_Extrait du texte_

···

Quelques connaisseurs du cinéma sud-coréen font également référence à un célèbre opus de 1960 : La Servante de Kim Ki-young – mais cette référence est, en fait, mentionnée par Bong Joon-ho lui-même, et ce depuis longue date. Dans La Servante, une employée de maison fait imploser une famille qu’elle est censée servir. Il n’est pas sans intérêt, en tout cas pour ceux qui souhaiteraient creuser la question du rapport entre les deux œuvres, de rappeler que Kim Ki-young a réalisé ultérieurement des films qui sont des variations de celui de 1960 ; parmi eux : La Femme de feu (1971) et La Femme de feu 82 (1982). À noter également qu’en 2010, Im Sang-soo réalise un remake du film de Kim Ki-young de 1960 : The Housemaid.

En Occident, en 1963, Joseph Losey réalise The Servant, film à propos duquel la dialectique hégélienne du maître et de l’esclave est souvent évoquée. The Servant est mentionné par Stephen Dalton dans la chronique de Parasite qu’il a publiée pour le Hollywood Reporter, dans laquelle il cite aussi Théorème de Pier Pasolo Pasolini.

Tous ces rapprochements renvoient Parasite au genre dit de « home invasion ».

 

L'implacable invasion

Dans cette perspective, le caractère impressionnant du film vient de ce qu’il est construit comme une mécanique impeccablement huilée, aux séquences menées tambour battant, parfaitement structurées et rythmées – voir par exemple le moment du film qui décrit la machination des Kim pour discréditer la servante des Park (avec l’intention de la « remplacer » poste pour poste par la mère, Mme Kim), tout en ralentis et en musique grandiloquente, avec montée en tension et apothéose conclusive. (Ce morceau est, sauf erreur de notre part, The Belt Of Faith. Il est composé par Jung Jaeil. Celui-ci a créé pratiquement toute la bande-son du film, laquelle peut être écoutée ici.)

Ce caractère spectaculaire vient notamment de ce que Bong Joon-ho joue avec grande maîtrise à la fois du suspense et de la surprise (deux termes utilisés ensemble, de façon pertinente, par Luc Chessel dans sa critique pour Libération), et de ce qu’il mélange les genres et les tonalités pour faire vibrer toutes les cordes de la sensibilité spectatorielle : comédie, tragédie, burlesque tendance screwball, giallo ou film d’épouvante avec quelques doses d’hémoglobine, récit allégorique (« métaphorique », pour reprendre un terme utilisé par le fils Kim)… tous ces registres sont convoqués dans ce catilinaire politique, parfois agrémenté d’une pointe de mélancolie.

Car l’invasion machiavéliquement imaginée et mise en acte par les Kim va mal tourner. C’est là ce qui fait le sel de Parasite, et lui donne toute sa dimension.

···

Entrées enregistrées

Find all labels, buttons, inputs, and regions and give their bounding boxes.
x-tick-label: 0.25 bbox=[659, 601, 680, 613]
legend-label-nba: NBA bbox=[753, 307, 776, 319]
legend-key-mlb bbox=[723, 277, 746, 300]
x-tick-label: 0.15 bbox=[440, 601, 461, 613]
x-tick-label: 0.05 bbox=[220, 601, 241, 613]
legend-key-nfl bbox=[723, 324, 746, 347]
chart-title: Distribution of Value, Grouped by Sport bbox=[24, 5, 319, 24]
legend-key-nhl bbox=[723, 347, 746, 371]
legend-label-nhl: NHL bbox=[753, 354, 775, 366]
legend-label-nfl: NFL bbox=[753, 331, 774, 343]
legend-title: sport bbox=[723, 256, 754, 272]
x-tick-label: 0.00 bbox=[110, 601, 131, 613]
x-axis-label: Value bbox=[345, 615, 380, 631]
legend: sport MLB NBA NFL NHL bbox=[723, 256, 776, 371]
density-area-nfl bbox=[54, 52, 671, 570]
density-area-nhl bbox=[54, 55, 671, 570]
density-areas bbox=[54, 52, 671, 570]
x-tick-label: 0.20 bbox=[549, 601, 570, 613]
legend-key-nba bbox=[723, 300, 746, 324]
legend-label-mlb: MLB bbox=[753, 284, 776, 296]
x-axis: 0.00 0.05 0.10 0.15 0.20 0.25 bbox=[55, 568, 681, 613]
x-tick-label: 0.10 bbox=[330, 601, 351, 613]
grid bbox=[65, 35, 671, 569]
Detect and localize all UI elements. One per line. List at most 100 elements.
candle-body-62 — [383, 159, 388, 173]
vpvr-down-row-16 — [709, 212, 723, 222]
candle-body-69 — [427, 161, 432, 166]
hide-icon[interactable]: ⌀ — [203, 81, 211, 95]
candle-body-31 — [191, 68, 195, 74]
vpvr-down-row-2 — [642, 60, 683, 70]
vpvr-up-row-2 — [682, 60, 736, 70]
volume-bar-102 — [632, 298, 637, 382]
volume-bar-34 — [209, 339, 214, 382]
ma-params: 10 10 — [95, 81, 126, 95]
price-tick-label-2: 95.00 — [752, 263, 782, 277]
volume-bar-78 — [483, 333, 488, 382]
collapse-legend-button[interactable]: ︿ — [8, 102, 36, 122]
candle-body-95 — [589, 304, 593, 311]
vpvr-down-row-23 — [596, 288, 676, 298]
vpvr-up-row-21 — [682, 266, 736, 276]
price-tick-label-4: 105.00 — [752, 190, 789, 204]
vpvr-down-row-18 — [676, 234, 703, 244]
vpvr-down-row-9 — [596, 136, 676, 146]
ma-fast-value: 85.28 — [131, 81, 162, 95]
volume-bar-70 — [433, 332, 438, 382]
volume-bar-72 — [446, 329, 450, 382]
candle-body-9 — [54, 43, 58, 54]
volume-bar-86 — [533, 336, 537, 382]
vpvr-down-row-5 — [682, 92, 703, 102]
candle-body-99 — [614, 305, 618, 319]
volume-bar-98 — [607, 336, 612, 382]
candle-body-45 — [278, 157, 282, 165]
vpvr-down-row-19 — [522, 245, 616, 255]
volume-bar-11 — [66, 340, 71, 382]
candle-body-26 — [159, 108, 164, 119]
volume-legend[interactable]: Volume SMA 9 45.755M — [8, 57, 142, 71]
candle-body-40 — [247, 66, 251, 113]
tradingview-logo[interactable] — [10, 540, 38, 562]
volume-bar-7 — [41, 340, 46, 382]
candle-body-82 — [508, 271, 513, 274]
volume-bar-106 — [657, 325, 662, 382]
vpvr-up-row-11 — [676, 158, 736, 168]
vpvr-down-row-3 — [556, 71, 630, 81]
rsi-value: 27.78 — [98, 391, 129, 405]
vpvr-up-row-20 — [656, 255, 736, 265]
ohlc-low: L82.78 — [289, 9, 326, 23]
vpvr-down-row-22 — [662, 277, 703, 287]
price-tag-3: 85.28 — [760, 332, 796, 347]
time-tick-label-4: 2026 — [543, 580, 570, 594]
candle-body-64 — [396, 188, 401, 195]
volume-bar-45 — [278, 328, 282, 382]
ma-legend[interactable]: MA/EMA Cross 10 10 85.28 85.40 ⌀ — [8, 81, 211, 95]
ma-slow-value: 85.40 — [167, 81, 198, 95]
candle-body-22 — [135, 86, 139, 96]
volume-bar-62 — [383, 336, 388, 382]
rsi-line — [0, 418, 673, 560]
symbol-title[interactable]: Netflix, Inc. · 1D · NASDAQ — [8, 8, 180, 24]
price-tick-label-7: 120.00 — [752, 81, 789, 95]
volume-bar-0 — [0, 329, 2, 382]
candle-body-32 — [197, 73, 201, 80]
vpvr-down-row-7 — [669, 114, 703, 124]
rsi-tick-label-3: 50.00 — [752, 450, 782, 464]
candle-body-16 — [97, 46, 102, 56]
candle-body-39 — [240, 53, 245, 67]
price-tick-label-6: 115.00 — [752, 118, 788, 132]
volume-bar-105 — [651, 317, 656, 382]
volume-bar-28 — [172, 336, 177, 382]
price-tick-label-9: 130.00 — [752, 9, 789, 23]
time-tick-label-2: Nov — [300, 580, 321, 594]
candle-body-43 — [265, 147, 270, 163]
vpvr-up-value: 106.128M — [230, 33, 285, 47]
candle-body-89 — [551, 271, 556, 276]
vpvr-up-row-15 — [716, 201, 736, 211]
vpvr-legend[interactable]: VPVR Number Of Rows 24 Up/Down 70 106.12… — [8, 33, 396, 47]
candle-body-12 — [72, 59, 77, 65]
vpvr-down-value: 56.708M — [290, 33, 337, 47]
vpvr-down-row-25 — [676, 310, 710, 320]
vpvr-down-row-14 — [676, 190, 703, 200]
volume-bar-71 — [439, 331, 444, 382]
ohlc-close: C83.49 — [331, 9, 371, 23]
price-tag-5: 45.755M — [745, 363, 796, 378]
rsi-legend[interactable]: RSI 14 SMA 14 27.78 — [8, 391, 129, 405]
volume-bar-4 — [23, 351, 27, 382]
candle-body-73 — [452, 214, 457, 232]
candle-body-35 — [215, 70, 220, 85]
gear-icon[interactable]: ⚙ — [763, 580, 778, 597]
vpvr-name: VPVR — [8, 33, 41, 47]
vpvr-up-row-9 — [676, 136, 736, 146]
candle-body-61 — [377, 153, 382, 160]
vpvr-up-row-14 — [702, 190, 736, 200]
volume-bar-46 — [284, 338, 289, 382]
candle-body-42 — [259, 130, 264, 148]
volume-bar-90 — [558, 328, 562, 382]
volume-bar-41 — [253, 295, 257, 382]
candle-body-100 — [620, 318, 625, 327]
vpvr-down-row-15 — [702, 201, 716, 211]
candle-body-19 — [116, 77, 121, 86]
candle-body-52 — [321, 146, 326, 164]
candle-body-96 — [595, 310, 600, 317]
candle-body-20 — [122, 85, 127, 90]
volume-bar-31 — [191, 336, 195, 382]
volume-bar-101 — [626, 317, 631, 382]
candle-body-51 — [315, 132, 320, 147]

···

_Consigne_
Dans l'extrait sur Parasite, reprenez sous forme de liste le paragraphe qui commence par « Ce caractère spectaculaire vient notamment », en gardant ses faits principaux.

_Bonne réponse_
- Le côté spectaculaire du film vient de la grande maîtrise de Bong Joon-ho, qui joue à la fois du suspense et de la surprise. Luc Chessel emploie ces deux termes ensemble dans sa critique pour Libération.
- Il vient aussi du mélange des genres et des tons, qui fait réagir le spectateur de toutes les façons :
  - comédie ;
  - tragédie ;
  - burlesque proche du screwball ;
  - giallo ou film d'épouvante avec un peu de sang ;
  - récit allégorique (« métaphorique », selon le mot du fils Kim).
- Tous ces registres servent une charge politique, parfois teintée de mélancolie.